> _WORK TO BE COMPLETED_
Will you output all of the data below exactly, omitting the images?

> _Recorded data_

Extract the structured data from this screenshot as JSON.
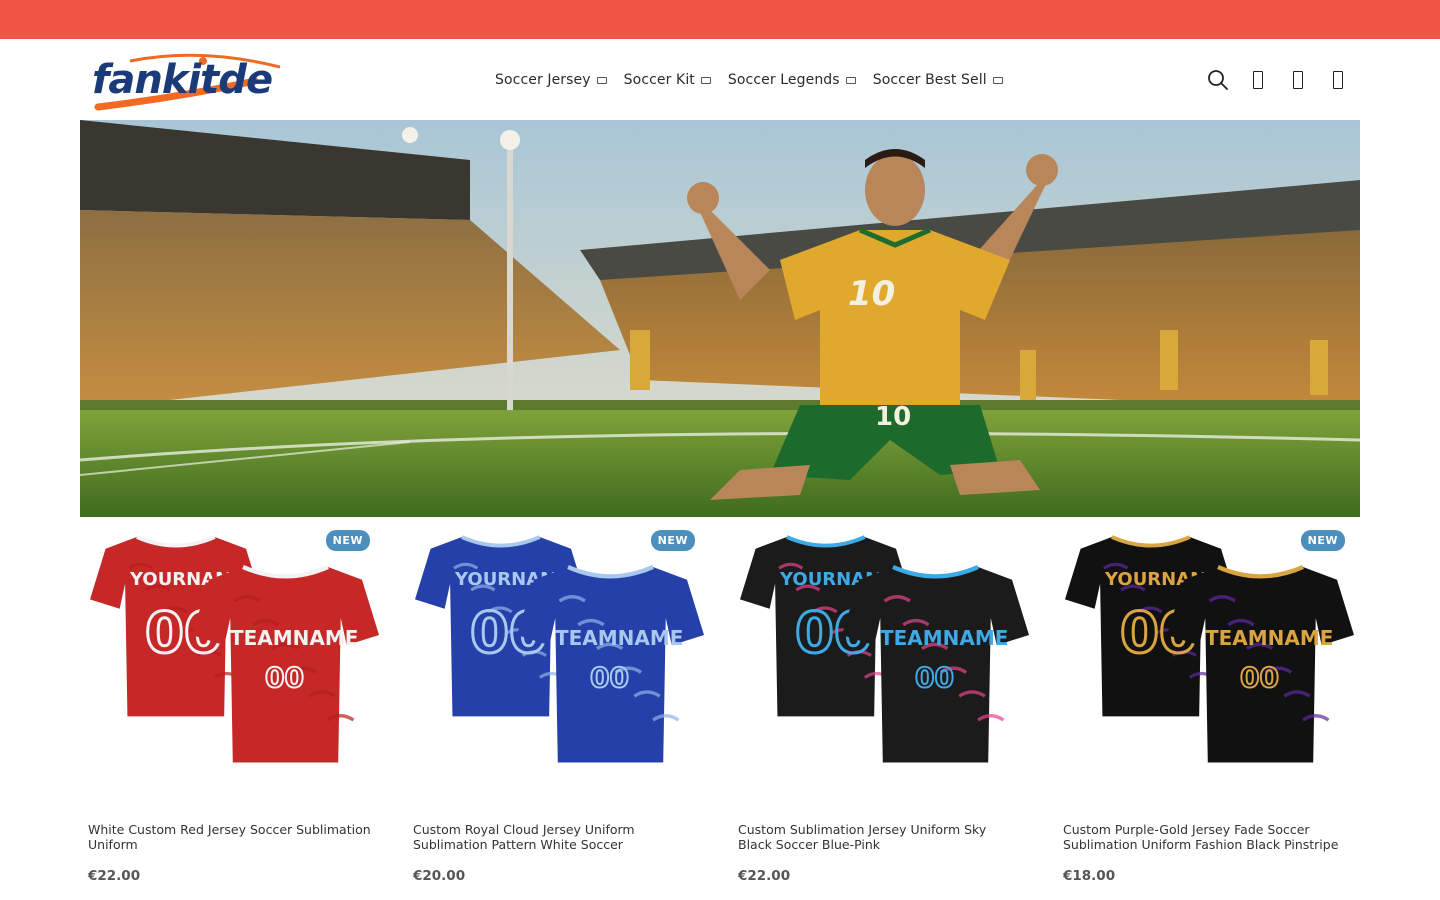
{
  "colors": {
    "promo": "#f15546",
    "badge": "#4b8fbd",
    "brand_blue": "#1a3a7a",
    "brand_orange": "#f26a21"
  },
  "brand": {
    "name": "fankitde"
  },
  "nav": [
    {
      "label": "Soccer Jersey",
      "icon": "chevron-down-icon"
    },
    {
      "label": "Soccer Kit",
      "icon": "chevron-down-icon"
    },
    {
      "label": "Soccer Legends",
      "icon": "chevron-down-icon"
    },
    {
      "label": "Soccer Best Sell",
      "icon": "chevron-down-icon"
    }
  ],
  "actions": [
    {
      "icon": "search-icon"
    },
    {
      "icon": "user-icon"
    },
    {
      "icon": "wishlist-icon"
    },
    {
      "icon": "cart-icon"
    }
  ],
  "hero": {
    "jersey_number": "10",
    "short_number": "10"
  },
  "products": [
    {
      "badge": "NEW",
      "title": "White Custom Red Jersey Soccer Sublimation Uniform",
      "price": "€22.00",
      "name_text": "YOURNAME",
      "team_text": "TEAMNAME",
      "number_text": "00",
      "colors": {
        "body": "#c62828",
        "accent": "#f2f2f2",
        "pattern": "#b71c1c"
      }
    },
    {
      "badge": "NEW",
      "title": "Custom Royal Cloud Jersey Uniform Sublimation Pattern White Soccer",
      "price": "€20.00",
      "name_text": "YOURNAME",
      "team_text": "TEAMNAME",
      "number_text": "00",
      "colors": {
        "body": "#2540a8",
        "accent": "#a9c8f0",
        "pattern": "#8fb2ea"
      }
    },
    {
      "badge": "",
      "title": "Custom Sublimation Jersey Uniform Sky Black Soccer Blue-Pink",
      "price": "€22.00",
      "name_text": "YOURNAME",
      "team_text": "TEAMNAME",
      "number_text": "00",
      "colors": {
        "body": "#1b1b1b",
        "accent": "#3fa9e6",
        "pattern": "#e8438c"
      }
    },
    {
      "badge": "NEW",
      "title": "Custom Purple-Gold Jersey Fade Soccer Sublimation Uniform Fashion Black Pinstripe",
      "price": "€18.00",
      "name_text": "YOURNAME",
      "team_text": "TEAMNAME",
      "number_text": "00",
      "colors": {
        "body": "#111111",
        "accent": "#d9a441",
        "pattern": "#5b2aa0"
      }
    }
  ]
}
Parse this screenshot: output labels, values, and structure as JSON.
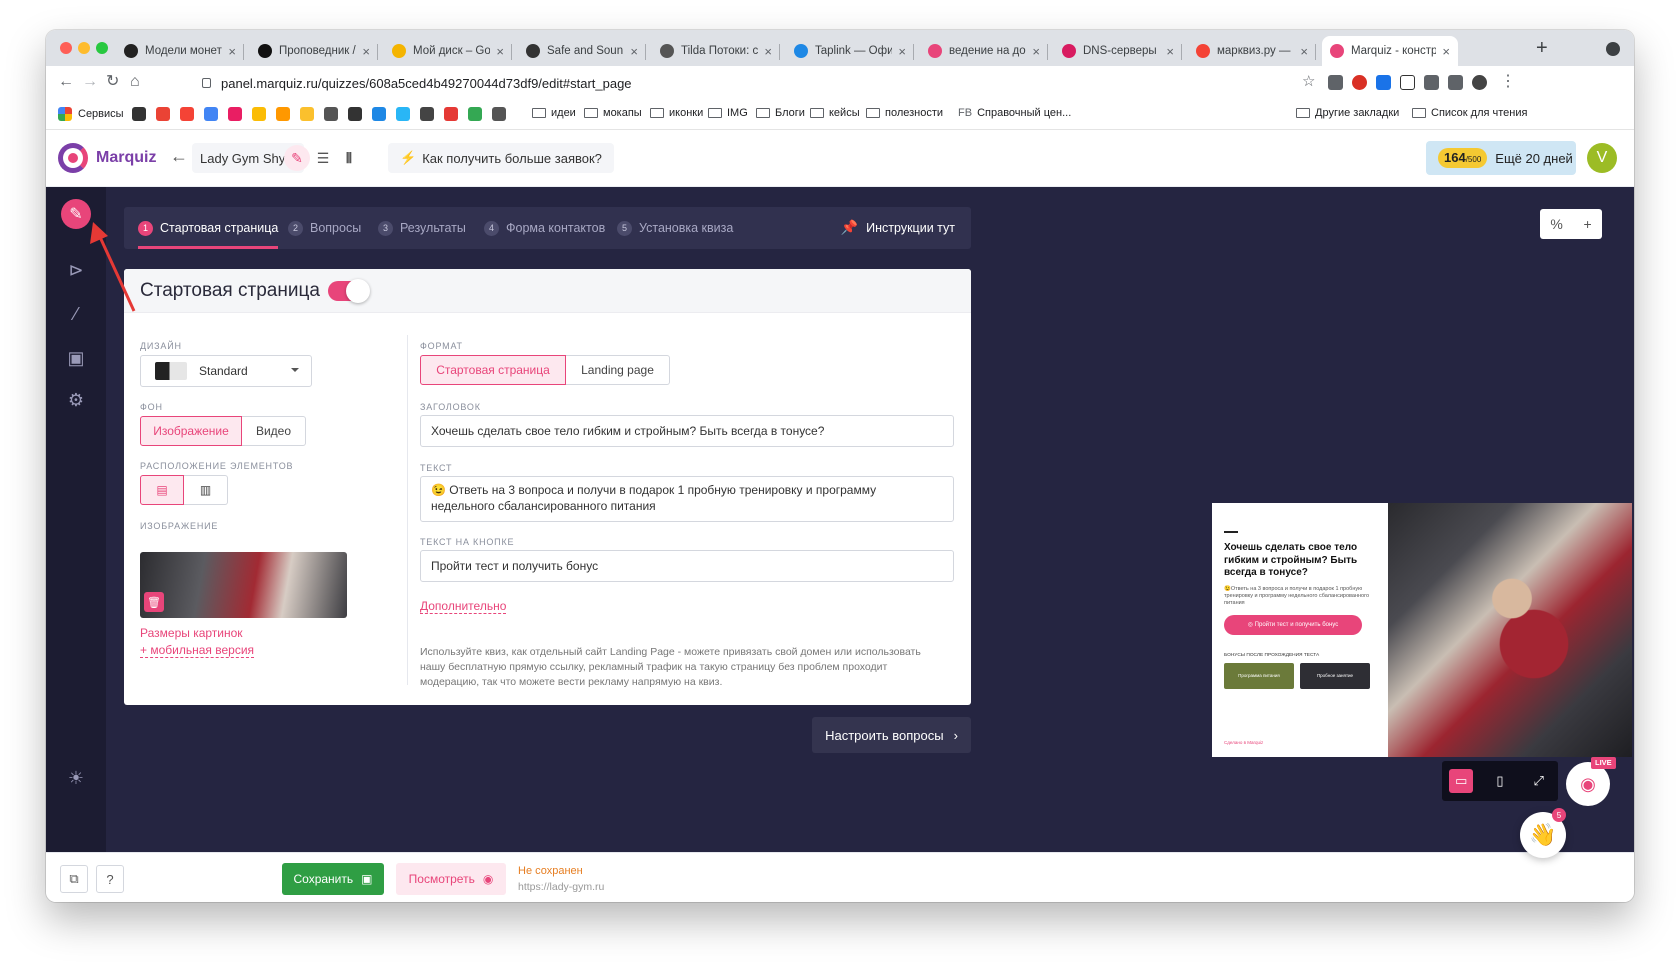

> _RESULT OF THE EXERCISE_
Extract the structured data from this screenshot as JSON.
{
  "colors": {
    "promo": "#f15546",
    "badge": "#4b8fbd",
    "brand_blue": "#1a3a7a",
    "brand_orange": "#f26a21"
  },
  "brand": {
    "name": "fankitde"
  },
  "nav": [
    {
      "label": "Soccer Jersey",
      "icon": "chevron-down-icon"
    },
    {
      "label": "Soccer Kit",
      "icon": "chevron-down-icon"
    },
    {
      "label": "Soccer Legends",
      "icon": "chevron-down-icon"
    },
    {
      "label": "Soccer Best Sell",
      "icon": "chevron-down-icon"
    }
  ],
  "actions": [
    {
      "icon": "search-icon"
    },
    {
      "icon": "user-icon"
    },
    {
      "icon": "wishlist-icon"
    },
    {
      "icon": "cart-icon"
    }
  ],
  "hero": {
    "jersey_number": "10",
    "short_number": "10"
  },
  "products": [
    {
      "badge": "NEW",
      "title": "White Custom Red Jersey Soccer Sublimation Uniform",
      "price": "€22.00",
      "name_text": "YOURNAME",
      "team_text": "TEAMNAME",
      "number_text": "00",
      "colors": {
        "body": "#c62828",
        "accent": "#f2f2f2",
        "pattern": "#b71c1c"
      }
    },
    {
      "badge": "NEW",
      "title": "Custom Royal Cloud Jersey Uniform Sublimation Pattern White Soccer",
      "price": "€20.00",
      "name_text": "YOURNAME",
      "team_text": "TEAMNAME",
      "number_text": "00",
      "colors": {
        "body": "#2540a8",
        "accent": "#a9c8f0",
        "pattern": "#8fb2ea"
      }
    },
    {
      "badge": "",
      "title": "Custom Sublimation Jersey Uniform Sky Black Soccer Blue-Pink",
      "price": "€22.00",
      "name_text": "YOURNAME",
      "team_text": "TEAMNAME",
      "number_text": "00",
      "colors": {
        "body": "#1b1b1b",
        "accent": "#3fa9e6",
        "pattern": "#e8438c"
      }
    },
    {
      "badge": "NEW",
      "title": "Custom Purple-Gold Jersey Fade Soccer Sublimation Uniform Fashion Black Pinstripe",
      "price": "€18.00",
      "name_text": "YOURNAME",
      "team_text": "TEAMNAME",
      "number_text": "00",
      "colors": {
        "body": "#111111",
        "accent": "#d9a441",
        "pattern": "#5b2aa0"
      }
    }
  ]
}
Parse this screenshot: output labels, values, and structure as JSON.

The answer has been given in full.